◆ WHAT IS BEING ASKED
Restate each line of the listing exactly, without carrying over any pictures.

--- Start RECORD LIST ---

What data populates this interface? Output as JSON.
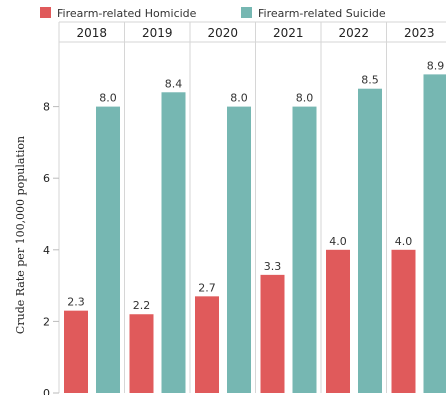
{
  "colors": {
    "homicide": "#e05a5b",
    "suicide": "#76b7b2",
    "grid": "#e6e6e6",
    "divider": "#d6d6d6"
  },
  "legend": [
    {
      "label": "Firearm-related Homicide",
      "color": "#e05a5b"
    },
    {
      "label": "Firearm-related Suicide",
      "color": "#76b7b2"
    }
  ],
  "chart_data": {
    "type": "bar",
    "categories": [
      "2018",
      "2019",
      "2020",
      "2021",
      "2022",
      "2023"
    ],
    "series": [
      {
        "name": "Firearm-related Homicide",
        "values": [
          2.3,
          2.2,
          2.7,
          3.3,
          4.0,
          4.0
        ],
        "labels": [
          "2.3",
          "2.2",
          "2.7",
          "3.3",
          "4.0",
          "4.0"
        ]
      },
      {
        "name": "Firearm-related Suicide",
        "values": [
          8.0,
          8.4,
          8.0,
          8.0,
          8.5,
          8.9
        ],
        "labels": [
          "8.0",
          "8.4",
          "8.0",
          "8.0",
          "8.5",
          "8.9"
        ]
      }
    ],
    "ylabel": "Crude Rate per 100,000 population",
    "ylim": [
      0,
      9.5
    ],
    "yticks": [
      0,
      2,
      4,
      6,
      8
    ],
    "grid": false,
    "legend_position": "top-left"
  }
}
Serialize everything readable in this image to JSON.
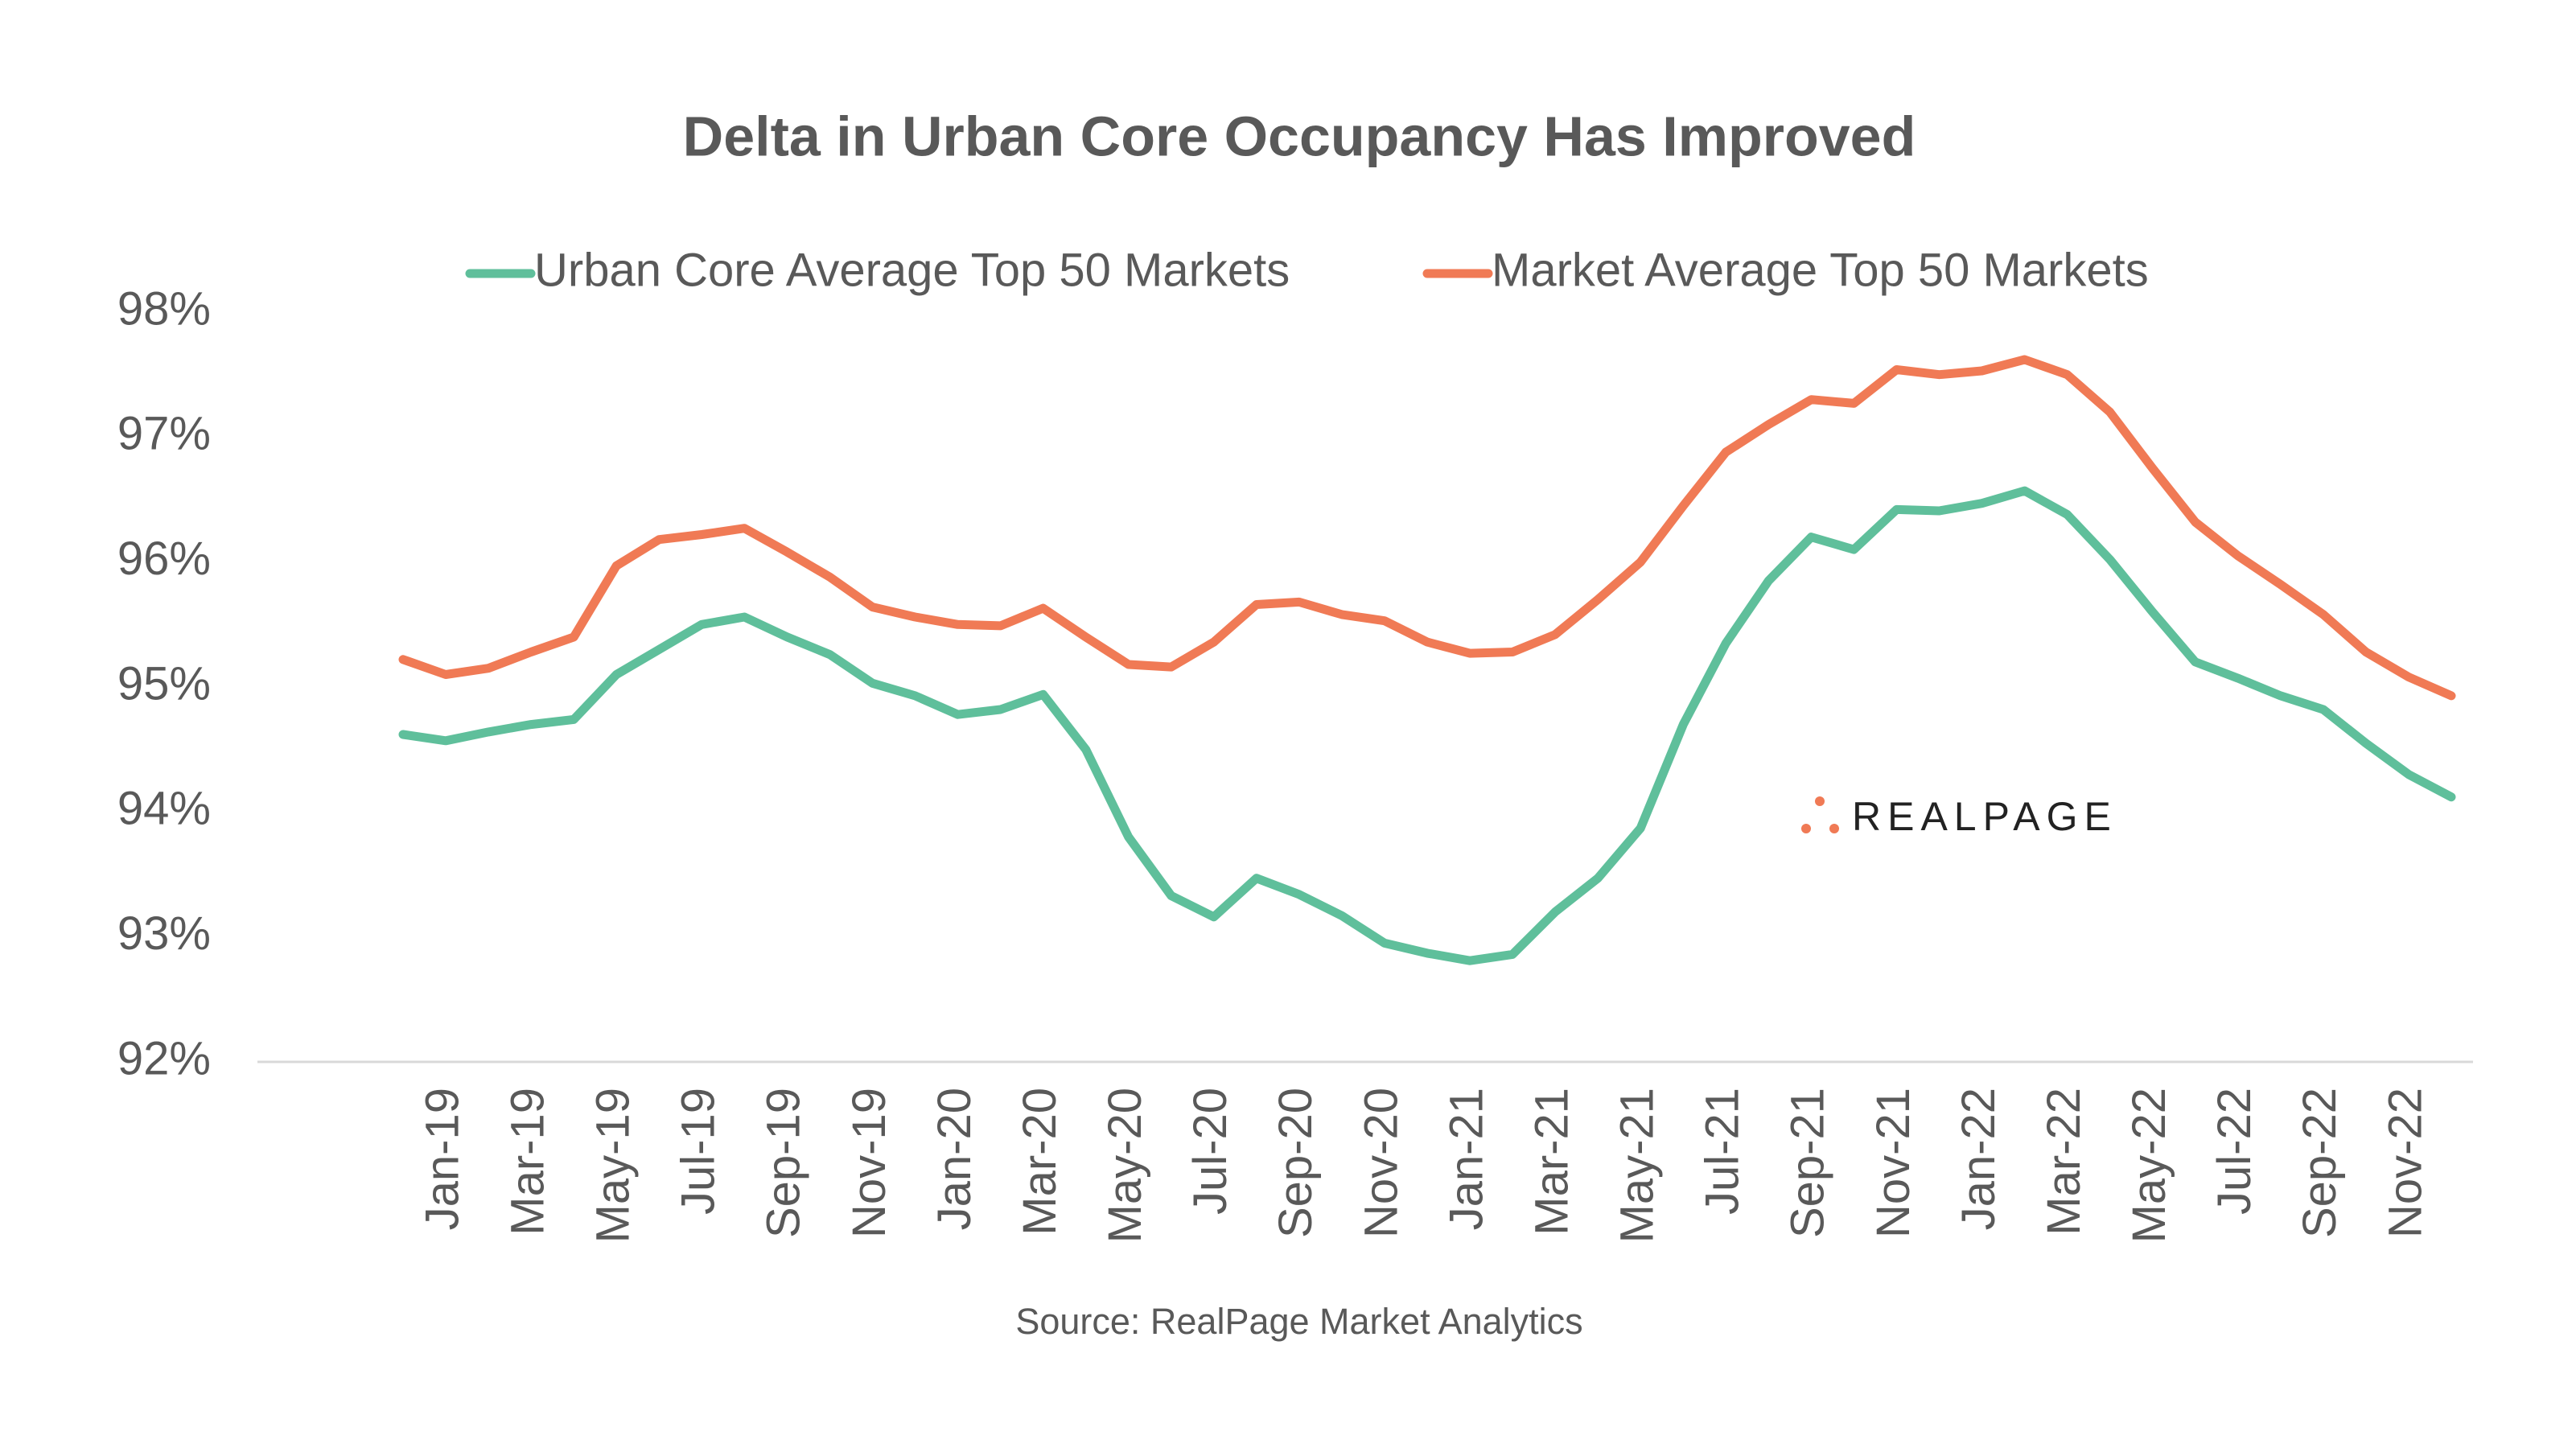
{
  "chart_data": {
    "type": "line",
    "title": "Delta in Urban Core Occupancy Has Improved",
    "source": "Source: RealPage Market Analytics",
    "logo": "REALPAGE",
    "categories": [
      null,
      "Jan-19",
      null,
      "Mar-19",
      null,
      "May-19",
      null,
      "Jul-19",
      null,
      "Sep-19",
      null,
      "Nov-19",
      null,
      "Jan-20",
      null,
      "Mar-20",
      null,
      "May-20",
      null,
      "Jul-20",
      null,
      "Sep-20",
      null,
      "Nov-20",
      null,
      "Jan-21",
      null,
      "Mar-21",
      null,
      "May-21",
      null,
      "Jul-21",
      null,
      "Sep-21",
      null,
      "Nov-21",
      null,
      "Jan-22",
      null,
      "Mar-22",
      null,
      "May-22",
      null,
      "Jul-22",
      null,
      "Sep-22",
      null,
      "Nov-22",
      null
    ],
    "series": [
      {
        "name": "Urban Core Average Top 50 Markets",
        "color": "#5fbf9b",
        "values": [
          94.62,
          94.57,
          94.64,
          94.7,
          94.74,
          95.1,
          95.3,
          95.5,
          95.56,
          95.4,
          95.26,
          95.03,
          94.93,
          94.78,
          94.82,
          94.94,
          94.5,
          93.8,
          93.33,
          93.16,
          93.47,
          93.34,
          93.17,
          92.95,
          92.87,
          92.81,
          92.86,
          93.2,
          93.47,
          93.87,
          94.7,
          95.35,
          95.85,
          96.2,
          96.1,
          96.42,
          96.41,
          96.47,
          96.57,
          96.38,
          96.02,
          95.6,
          95.2,
          95.07,
          94.93,
          94.82,
          94.55,
          94.3,
          94.12
        ]
      },
      {
        "name": "Market Average Top 50 Markets",
        "color": "#f07a55",
        "values": [
          95.22,
          95.1,
          95.15,
          95.28,
          95.4,
          95.97,
          96.18,
          96.22,
          96.27,
          96.08,
          95.88,
          95.64,
          95.56,
          95.5,
          95.49,
          95.63,
          95.4,
          95.18,
          95.16,
          95.36,
          95.66,
          95.68,
          95.58,
          95.53,
          95.36,
          95.27,
          95.28,
          95.42,
          95.7,
          96.0,
          96.45,
          96.88,
          97.1,
          97.3,
          97.27,
          97.54,
          97.5,
          97.53,
          97.62,
          97.5,
          97.2,
          96.75,
          96.32,
          96.05,
          95.82,
          95.58,
          95.28,
          95.08,
          94.93
        ]
      }
    ],
    "ylim": [
      92,
      98
    ],
    "yticks": [
      {
        "value": 92,
        "label": "92%"
      },
      {
        "value": 93,
        "label": "93%"
      },
      {
        "value": 94,
        "label": "94%"
      },
      {
        "value": 95,
        "label": "95%"
      },
      {
        "value": 96,
        "label": "96%"
      },
      {
        "value": 97,
        "label": "97%"
      },
      {
        "value": 98,
        "label": "98%"
      }
    ],
    "grid": false
  }
}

--- End RECORD LIST ---

◆ THE REPLY
What data populates this interface? Output as JSON.
{
  "colors": {
    "homicide": "#e05a5b",
    "suicide": "#76b7b2",
    "grid": "#e6e6e6",
    "divider": "#d6d6d6"
  },
  "legend": [
    {
      "label": "Firearm-related Homicide",
      "color": "#e05a5b"
    },
    {
      "label": "Firearm-related Suicide",
      "color": "#76b7b2"
    }
  ],
  "chart_data": {
    "type": "bar",
    "categories": [
      "2018",
      "2019",
      "2020",
      "2021",
      "2022",
      "2023"
    ],
    "series": [
      {
        "name": "Firearm-related Homicide",
        "values": [
          2.3,
          2.2,
          2.7,
          3.3,
          4.0,
          4.0
        ],
        "labels": [
          "2.3",
          "2.2",
          "2.7",
          "3.3",
          "4.0",
          "4.0"
        ]
      },
      {
        "name": "Firearm-related Suicide",
        "values": [
          8.0,
          8.4,
          8.0,
          8.0,
          8.5,
          8.9
        ],
        "labels": [
          "8.0",
          "8.4",
          "8.0",
          "8.0",
          "8.5",
          "8.9"
        ]
      }
    ],
    "ylabel": "Crude Rate per 100,000 population",
    "ylim": [
      0,
      9.5
    ],
    "yticks": [
      0,
      2,
      4,
      6,
      8
    ],
    "grid": false,
    "legend_position": "top-left"
  }
}
Serialize everything readable in this image to JSON.
{
  "chart_data": {
    "type": "line",
    "title": "Delta in Urban Core Occupancy Has Improved",
    "source": "Source: RealPage Market Analytics",
    "logo": "REALPAGE",
    "categories": [
      null,
      "Jan-19",
      null,
      "Mar-19",
      null,
      "May-19",
      null,
      "Jul-19",
      null,
      "Sep-19",
      null,
      "Nov-19",
      null,
      "Jan-20",
      null,
      "Mar-20",
      null,
      "May-20",
      null,
      "Jul-20",
      null,
      "Sep-20",
      null,
      "Nov-20",
      null,
      "Jan-21",
      null,
      "Mar-21",
      null,
      "May-21",
      null,
      "Jul-21",
      null,
      "Sep-21",
      null,
      "Nov-21",
      null,
      "Jan-22",
      null,
      "Mar-22",
      null,
      "May-22",
      null,
      "Jul-22",
      null,
      "Sep-22",
      null,
      "Nov-22",
      null
    ],
    "series": [
      {
        "name": "Urban Core Average Top 50 Markets",
        "color": "#5fbf9b",
        "values": [
          94.62,
          94.57,
          94.64,
          94.7,
          94.74,
          95.1,
          95.3,
          95.5,
          95.56,
          95.4,
          95.26,
          95.03,
          94.93,
          94.78,
          94.82,
          94.94,
          94.5,
          93.8,
          93.33,
          93.16,
          93.47,
          93.34,
          93.17,
          92.95,
          92.87,
          92.81,
          92.86,
          93.2,
          93.47,
          93.87,
          94.7,
          95.35,
          95.85,
          96.2,
          96.1,
          96.42,
          96.41,
          96.47,
          96.57,
          96.38,
          96.02,
          95.6,
          95.2,
          95.07,
          94.93,
          94.82,
          94.55,
          94.3,
          94.12
        ]
      },
      {
        "name": "Market Average Top 50 Markets",
        "color": "#f07a55",
        "values": [
          95.22,
          95.1,
          95.15,
          95.28,
          95.4,
          95.97,
          96.18,
          96.22,
          96.27,
          96.08,
          95.88,
          95.64,
          95.56,
          95.5,
          95.49,
          95.63,
          95.4,
          95.18,
          95.16,
          95.36,
          95.66,
          95.68,
          95.58,
          95.53,
          95.36,
          95.27,
          95.28,
          95.42,
          95.7,
          96.0,
          96.45,
          96.88,
          97.1,
          97.3,
          97.27,
          97.54,
          97.5,
          97.53,
          97.62,
          97.5,
          97.2,
          96.75,
          96.32,
          96.05,
          95.82,
          95.58,
          95.28,
          95.08,
          94.93
        ]
      }
    ],
    "ylim": [
      92,
      98
    ],
    "yticks": [
      {
        "value": 92,
        "label": "92%"
      },
      {
        "value": 93,
        "label": "93%"
      },
      {
        "value": 94,
        "label": "94%"
      },
      {
        "value": 95,
        "label": "95%"
      },
      {
        "value": 96,
        "label": "96%"
      },
      {
        "value": 97,
        "label": "97%"
      },
      {
        "value": 98,
        "label": "98%"
      }
    ],
    "grid": false
  }
}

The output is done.